Short problem: Which lines hold the string "color"? Copy every one of them.

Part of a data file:
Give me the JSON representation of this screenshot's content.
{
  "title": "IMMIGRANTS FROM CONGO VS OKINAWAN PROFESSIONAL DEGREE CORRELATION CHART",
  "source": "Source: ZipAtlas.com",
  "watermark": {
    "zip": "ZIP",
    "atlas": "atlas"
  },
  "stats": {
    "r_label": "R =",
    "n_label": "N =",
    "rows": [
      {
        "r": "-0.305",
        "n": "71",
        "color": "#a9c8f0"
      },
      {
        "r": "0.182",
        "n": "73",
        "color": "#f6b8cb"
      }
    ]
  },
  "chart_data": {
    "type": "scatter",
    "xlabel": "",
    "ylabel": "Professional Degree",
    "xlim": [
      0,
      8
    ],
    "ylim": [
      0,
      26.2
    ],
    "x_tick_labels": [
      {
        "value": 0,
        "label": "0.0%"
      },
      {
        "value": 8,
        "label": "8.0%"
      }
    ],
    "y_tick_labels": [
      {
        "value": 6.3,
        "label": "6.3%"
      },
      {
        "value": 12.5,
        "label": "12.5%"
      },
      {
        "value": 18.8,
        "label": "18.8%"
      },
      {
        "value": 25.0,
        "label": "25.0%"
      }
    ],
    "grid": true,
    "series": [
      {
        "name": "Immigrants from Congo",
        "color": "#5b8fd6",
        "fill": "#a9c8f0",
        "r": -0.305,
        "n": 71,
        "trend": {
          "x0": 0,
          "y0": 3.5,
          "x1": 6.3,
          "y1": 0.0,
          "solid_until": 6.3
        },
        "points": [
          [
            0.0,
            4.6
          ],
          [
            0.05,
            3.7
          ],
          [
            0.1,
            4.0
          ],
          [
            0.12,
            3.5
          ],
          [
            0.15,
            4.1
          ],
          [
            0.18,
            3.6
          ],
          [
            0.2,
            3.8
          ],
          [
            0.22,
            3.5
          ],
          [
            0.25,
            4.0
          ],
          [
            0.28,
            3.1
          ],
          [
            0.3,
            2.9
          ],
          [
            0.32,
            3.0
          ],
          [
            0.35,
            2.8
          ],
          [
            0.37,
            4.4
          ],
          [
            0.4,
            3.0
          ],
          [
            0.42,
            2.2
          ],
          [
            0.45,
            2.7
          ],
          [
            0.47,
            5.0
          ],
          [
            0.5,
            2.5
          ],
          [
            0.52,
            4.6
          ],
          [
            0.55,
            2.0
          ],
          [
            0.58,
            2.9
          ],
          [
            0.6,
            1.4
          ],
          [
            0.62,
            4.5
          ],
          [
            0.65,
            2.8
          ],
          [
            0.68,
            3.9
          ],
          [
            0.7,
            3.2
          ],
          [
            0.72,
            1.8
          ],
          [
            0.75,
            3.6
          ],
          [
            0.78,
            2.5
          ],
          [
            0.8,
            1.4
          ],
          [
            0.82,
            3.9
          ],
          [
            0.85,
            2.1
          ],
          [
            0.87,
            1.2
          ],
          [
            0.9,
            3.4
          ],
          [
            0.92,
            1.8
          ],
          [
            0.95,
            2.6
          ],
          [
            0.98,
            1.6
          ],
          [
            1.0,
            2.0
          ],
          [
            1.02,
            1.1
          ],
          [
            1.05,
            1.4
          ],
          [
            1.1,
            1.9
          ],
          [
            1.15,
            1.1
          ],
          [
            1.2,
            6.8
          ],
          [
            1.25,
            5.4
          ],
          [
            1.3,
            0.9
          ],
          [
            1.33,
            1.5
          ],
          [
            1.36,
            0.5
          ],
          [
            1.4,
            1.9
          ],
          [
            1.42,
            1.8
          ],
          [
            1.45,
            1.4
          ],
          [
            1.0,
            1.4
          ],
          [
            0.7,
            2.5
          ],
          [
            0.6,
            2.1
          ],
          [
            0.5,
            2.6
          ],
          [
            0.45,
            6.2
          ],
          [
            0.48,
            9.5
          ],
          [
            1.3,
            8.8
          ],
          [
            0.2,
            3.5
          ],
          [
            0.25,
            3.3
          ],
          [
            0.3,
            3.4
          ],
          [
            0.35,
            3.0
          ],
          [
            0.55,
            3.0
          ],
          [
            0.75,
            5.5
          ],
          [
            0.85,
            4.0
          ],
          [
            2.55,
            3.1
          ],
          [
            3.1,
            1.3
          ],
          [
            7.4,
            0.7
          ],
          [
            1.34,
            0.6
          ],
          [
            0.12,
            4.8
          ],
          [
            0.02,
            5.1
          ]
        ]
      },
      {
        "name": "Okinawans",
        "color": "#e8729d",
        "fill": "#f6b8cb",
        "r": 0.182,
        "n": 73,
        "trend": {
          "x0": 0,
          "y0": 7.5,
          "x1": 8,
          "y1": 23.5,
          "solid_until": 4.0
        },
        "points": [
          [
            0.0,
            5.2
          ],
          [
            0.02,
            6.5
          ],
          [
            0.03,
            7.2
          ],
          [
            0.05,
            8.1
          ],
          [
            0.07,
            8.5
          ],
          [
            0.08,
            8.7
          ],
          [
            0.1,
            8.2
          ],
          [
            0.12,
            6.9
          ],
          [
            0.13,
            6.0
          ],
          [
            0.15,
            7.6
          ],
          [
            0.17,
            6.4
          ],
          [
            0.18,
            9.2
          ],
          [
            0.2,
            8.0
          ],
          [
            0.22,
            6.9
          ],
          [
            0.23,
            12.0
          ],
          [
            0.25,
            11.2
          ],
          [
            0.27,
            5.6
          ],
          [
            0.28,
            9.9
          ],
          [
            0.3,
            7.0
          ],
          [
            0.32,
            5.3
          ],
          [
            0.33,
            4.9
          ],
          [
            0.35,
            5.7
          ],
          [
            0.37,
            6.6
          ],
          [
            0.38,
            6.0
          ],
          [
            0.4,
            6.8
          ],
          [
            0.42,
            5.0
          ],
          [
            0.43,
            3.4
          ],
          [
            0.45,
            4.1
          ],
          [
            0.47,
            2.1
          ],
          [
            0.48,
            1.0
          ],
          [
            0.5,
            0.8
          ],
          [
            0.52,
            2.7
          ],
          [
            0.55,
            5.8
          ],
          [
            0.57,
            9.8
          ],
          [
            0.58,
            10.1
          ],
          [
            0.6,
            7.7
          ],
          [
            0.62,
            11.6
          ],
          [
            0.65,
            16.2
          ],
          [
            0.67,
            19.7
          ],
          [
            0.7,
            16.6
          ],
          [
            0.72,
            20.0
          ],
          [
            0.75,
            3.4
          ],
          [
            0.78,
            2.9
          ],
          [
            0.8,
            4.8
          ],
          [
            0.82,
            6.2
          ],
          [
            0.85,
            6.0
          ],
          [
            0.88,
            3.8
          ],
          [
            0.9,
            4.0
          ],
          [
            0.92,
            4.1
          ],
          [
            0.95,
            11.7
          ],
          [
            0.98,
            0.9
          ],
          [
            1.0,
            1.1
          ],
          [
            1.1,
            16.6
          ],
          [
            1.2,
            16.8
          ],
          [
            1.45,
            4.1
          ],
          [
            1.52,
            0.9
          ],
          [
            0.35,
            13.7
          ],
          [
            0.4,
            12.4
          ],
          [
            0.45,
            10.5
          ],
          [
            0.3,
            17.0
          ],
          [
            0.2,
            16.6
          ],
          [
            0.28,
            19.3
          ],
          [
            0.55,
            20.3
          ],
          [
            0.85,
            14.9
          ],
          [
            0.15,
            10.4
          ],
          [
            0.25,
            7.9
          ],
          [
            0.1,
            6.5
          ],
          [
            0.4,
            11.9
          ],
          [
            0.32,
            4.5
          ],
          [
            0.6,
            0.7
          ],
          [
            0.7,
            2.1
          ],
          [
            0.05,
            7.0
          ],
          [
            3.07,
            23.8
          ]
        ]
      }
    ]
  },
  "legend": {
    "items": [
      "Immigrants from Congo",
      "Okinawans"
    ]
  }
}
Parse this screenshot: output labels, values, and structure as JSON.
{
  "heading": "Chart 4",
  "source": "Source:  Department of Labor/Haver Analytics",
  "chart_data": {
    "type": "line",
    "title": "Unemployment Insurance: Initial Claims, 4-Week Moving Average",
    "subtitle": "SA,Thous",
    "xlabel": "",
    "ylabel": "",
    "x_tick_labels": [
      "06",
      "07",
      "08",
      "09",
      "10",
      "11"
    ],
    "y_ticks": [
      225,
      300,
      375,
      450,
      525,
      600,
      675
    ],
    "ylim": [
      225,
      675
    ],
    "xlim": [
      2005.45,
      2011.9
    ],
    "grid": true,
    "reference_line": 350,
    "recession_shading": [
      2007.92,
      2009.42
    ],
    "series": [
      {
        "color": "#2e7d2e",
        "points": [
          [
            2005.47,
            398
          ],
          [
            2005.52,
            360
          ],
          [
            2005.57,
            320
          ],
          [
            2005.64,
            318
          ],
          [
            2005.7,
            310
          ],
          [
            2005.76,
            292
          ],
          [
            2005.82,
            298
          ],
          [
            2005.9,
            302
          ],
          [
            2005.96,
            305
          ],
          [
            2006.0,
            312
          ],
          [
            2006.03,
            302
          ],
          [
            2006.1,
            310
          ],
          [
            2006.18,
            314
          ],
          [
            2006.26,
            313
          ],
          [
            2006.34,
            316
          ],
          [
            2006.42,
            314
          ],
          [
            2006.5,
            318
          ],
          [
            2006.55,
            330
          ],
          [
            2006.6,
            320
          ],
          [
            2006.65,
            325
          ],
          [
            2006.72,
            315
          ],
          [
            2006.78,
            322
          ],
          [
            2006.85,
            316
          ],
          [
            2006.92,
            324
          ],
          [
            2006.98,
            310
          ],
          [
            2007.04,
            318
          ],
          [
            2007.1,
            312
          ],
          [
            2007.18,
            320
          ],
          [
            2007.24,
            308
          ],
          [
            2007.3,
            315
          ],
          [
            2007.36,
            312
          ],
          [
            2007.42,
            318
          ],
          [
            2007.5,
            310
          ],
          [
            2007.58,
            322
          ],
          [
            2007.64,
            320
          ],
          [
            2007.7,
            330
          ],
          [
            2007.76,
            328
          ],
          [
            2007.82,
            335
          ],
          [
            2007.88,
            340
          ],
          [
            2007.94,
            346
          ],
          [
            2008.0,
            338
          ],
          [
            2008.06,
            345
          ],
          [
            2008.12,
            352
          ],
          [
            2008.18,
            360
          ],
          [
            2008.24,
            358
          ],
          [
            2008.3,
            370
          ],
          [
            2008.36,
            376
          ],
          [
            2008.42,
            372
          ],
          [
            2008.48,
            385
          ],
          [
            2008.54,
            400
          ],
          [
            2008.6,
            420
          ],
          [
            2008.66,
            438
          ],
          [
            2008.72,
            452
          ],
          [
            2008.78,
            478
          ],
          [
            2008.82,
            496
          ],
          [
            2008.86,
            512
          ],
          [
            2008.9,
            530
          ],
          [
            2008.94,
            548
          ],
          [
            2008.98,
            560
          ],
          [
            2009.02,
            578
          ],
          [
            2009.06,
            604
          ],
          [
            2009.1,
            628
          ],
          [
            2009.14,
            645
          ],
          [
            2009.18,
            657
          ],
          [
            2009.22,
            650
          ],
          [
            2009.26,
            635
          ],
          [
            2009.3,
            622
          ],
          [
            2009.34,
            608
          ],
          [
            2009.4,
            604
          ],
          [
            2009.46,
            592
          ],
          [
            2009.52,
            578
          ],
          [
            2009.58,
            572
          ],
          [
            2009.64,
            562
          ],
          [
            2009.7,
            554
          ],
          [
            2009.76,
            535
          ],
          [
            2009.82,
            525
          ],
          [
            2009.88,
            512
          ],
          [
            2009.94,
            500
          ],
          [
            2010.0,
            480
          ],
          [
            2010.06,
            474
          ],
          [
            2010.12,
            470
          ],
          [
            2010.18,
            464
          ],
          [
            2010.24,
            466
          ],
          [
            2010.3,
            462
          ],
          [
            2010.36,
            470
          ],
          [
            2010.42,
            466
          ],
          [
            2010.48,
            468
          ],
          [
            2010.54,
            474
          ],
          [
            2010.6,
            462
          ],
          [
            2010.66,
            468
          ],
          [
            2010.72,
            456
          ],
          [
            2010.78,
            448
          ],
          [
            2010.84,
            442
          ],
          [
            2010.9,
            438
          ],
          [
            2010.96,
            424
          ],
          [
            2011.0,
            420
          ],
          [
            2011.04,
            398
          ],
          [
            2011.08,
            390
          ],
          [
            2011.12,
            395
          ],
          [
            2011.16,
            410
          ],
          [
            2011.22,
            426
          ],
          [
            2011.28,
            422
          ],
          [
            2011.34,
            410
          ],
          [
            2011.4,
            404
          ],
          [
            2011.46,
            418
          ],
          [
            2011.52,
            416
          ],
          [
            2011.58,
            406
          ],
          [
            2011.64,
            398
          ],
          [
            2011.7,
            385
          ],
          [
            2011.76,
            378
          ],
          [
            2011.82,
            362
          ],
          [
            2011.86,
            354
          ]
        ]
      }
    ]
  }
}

Answer for the task:
        "color": "#a9c8f0"
        "color": "#f6b8cb"
        "color": "#5b8fd6",
        "color": "#e8729d",
        "color": "#2e7d2e",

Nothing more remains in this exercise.